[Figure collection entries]
** start **
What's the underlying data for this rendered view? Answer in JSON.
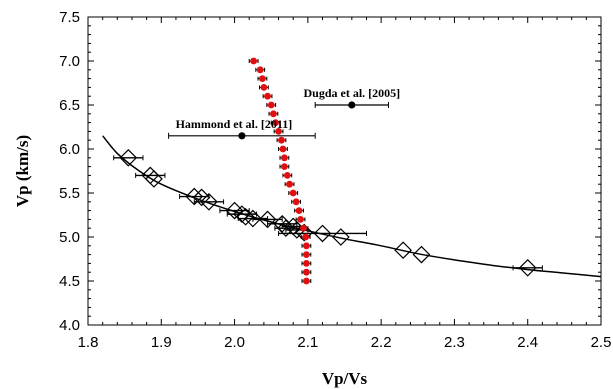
{
  "chart_data": {
    "type": "scatter",
    "xlabel": "Vp/Vs",
    "ylabel": "Vp (km/s)",
    "xlim": [
      1.8,
      2.5
    ],
    "ylim": [
      4.0,
      7.5
    ],
    "xticks": [
      "1.8",
      "1.9",
      "2.0",
      "2.1",
      "2.2",
      "2.3",
      "2.4",
      "2.5"
    ],
    "yticks": [
      "4.0",
      "4.5",
      "5.0",
      "5.5",
      "6.0",
      "6.5",
      "7.0",
      "7.5"
    ],
    "grid": false,
    "diamonds": [
      {
        "x": 1.855,
        "y": 5.9,
        "xerr": 0.02
      },
      {
        "x": 1.885,
        "y": 5.7,
        "xerr": 0.02
      },
      {
        "x": 1.89,
        "y": 5.66,
        "xerr": 0.0
      },
      {
        "x": 1.945,
        "y": 5.46,
        "xerr": 0.02
      },
      {
        "x": 1.955,
        "y": 5.45,
        "xerr": 0.0
      },
      {
        "x": 1.965,
        "y": 5.4,
        "xerr": 0.02
      },
      {
        "x": 2.0,
        "y": 5.3,
        "xerr": 0.02
      },
      {
        "x": 2.01,
        "y": 5.26,
        "xerr": 0.02
      },
      {
        "x": 2.015,
        "y": 5.23,
        "xerr": 0.0
      },
      {
        "x": 2.025,
        "y": 5.21,
        "xerr": 0.02
      },
      {
        "x": 2.045,
        "y": 5.2,
        "xerr": 0.02
      },
      {
        "x": 2.065,
        "y": 5.15,
        "xerr": 0.02
      },
      {
        "x": 2.07,
        "y": 5.1,
        "xerr": 0.015
      },
      {
        "x": 2.08,
        "y": 5.12,
        "xerr": 0.015
      },
      {
        "x": 2.085,
        "y": 5.08,
        "xerr": 0.015
      },
      {
        "x": 2.095,
        "y": 5.05,
        "xerr": 0.0
      },
      {
        "x": 2.12,
        "y": 5.04,
        "xerr": 0.06
      },
      {
        "x": 2.145,
        "y": 5.0,
        "xerr": 0.0
      },
      {
        "x": 2.23,
        "y": 4.85,
        "xerr": 0.0
      },
      {
        "x": 2.255,
        "y": 4.8,
        "xerr": 0.0
      },
      {
        "x": 2.4,
        "y": 4.65,
        "xerr": 0.02
      }
    ],
    "red_points": [
      {
        "x": 2.026,
        "y": 7.0
      },
      {
        "x": 2.035,
        "y": 6.9
      },
      {
        "x": 2.038,
        "y": 6.8
      },
      {
        "x": 2.04,
        "y": 6.7
      },
      {
        "x": 2.045,
        "y": 6.6
      },
      {
        "x": 2.05,
        "y": 6.5
      },
      {
        "x": 2.053,
        "y": 6.4
      },
      {
        "x": 2.056,
        "y": 6.3
      },
      {
        "x": 2.06,
        "y": 6.2
      },
      {
        "x": 2.064,
        "y": 6.1
      },
      {
        "x": 2.066,
        "y": 6.0
      },
      {
        "x": 2.068,
        "y": 5.9
      },
      {
        "x": 2.068,
        "y": 5.8
      },
      {
        "x": 2.072,
        "y": 5.7
      },
      {
        "x": 2.075,
        "y": 5.6
      },
      {
        "x": 2.08,
        "y": 5.5
      },
      {
        "x": 2.084,
        "y": 5.4
      },
      {
        "x": 2.088,
        "y": 5.3
      },
      {
        "x": 2.09,
        "y": 5.2
      },
      {
        "x": 2.094,
        "y": 5.1
      },
      {
        "x": 2.097,
        "y": 5.0
      },
      {
        "x": 2.098,
        "y": 4.9
      },
      {
        "x": 2.098,
        "y": 4.8
      },
      {
        "x": 2.098,
        "y": 4.7
      },
      {
        "x": 2.098,
        "y": 4.6
      },
      {
        "x": 2.098,
        "y": 4.5
      }
    ],
    "red_xerr": 0.006,
    "curve": [
      {
        "x": 1.82,
        "y": 6.15
      },
      {
        "x": 1.84,
        "y": 5.95
      },
      {
        "x": 1.87,
        "y": 5.75
      },
      {
        "x": 1.9,
        "y": 5.6
      },
      {
        "x": 1.95,
        "y": 5.43
      },
      {
        "x": 2.0,
        "y": 5.29
      },
      {
        "x": 2.05,
        "y": 5.17
      },
      {
        "x": 2.1,
        "y": 5.07
      },
      {
        "x": 2.15,
        "y": 4.98
      },
      {
        "x": 2.2,
        "y": 4.9
      },
      {
        "x": 2.25,
        "y": 4.81
      },
      {
        "x": 2.3,
        "y": 4.74
      },
      {
        "x": 2.35,
        "y": 4.68
      },
      {
        "x": 2.4,
        "y": 4.63
      },
      {
        "x": 2.45,
        "y": 4.59
      },
      {
        "x": 2.5,
        "y": 4.55
      }
    ],
    "studies": [
      {
        "label": "Hammond et al. [2011]",
        "x": 2.01,
        "y": 6.15,
        "xmin": 1.91,
        "xmax": 2.11
      },
      {
        "label": "Dugda et al. [2005]",
        "x": 2.16,
        "y": 6.5,
        "xmin": 2.11,
        "xmax": 2.21
      }
    ],
    "colors": {
      "red": "#e01010",
      "black": "#000000"
    }
  }
}
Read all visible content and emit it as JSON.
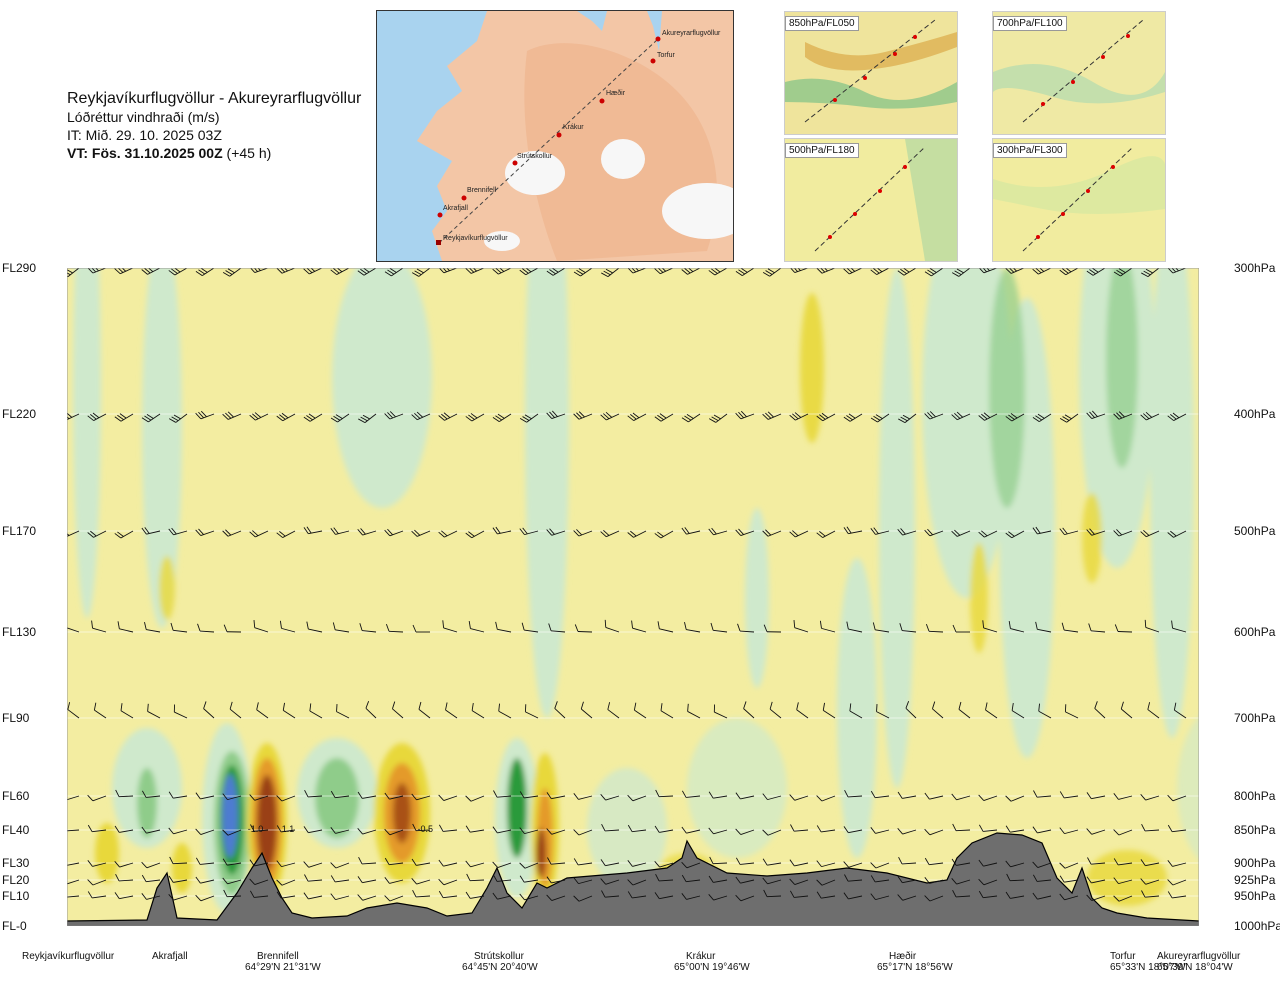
** end **
— Exercise requirements —
Copy every line of the records above that contains "JSON".

— Written answer —
What's the underlying data for this rendered view? Answer in JSON.
Read all visible content and emit it as JSON.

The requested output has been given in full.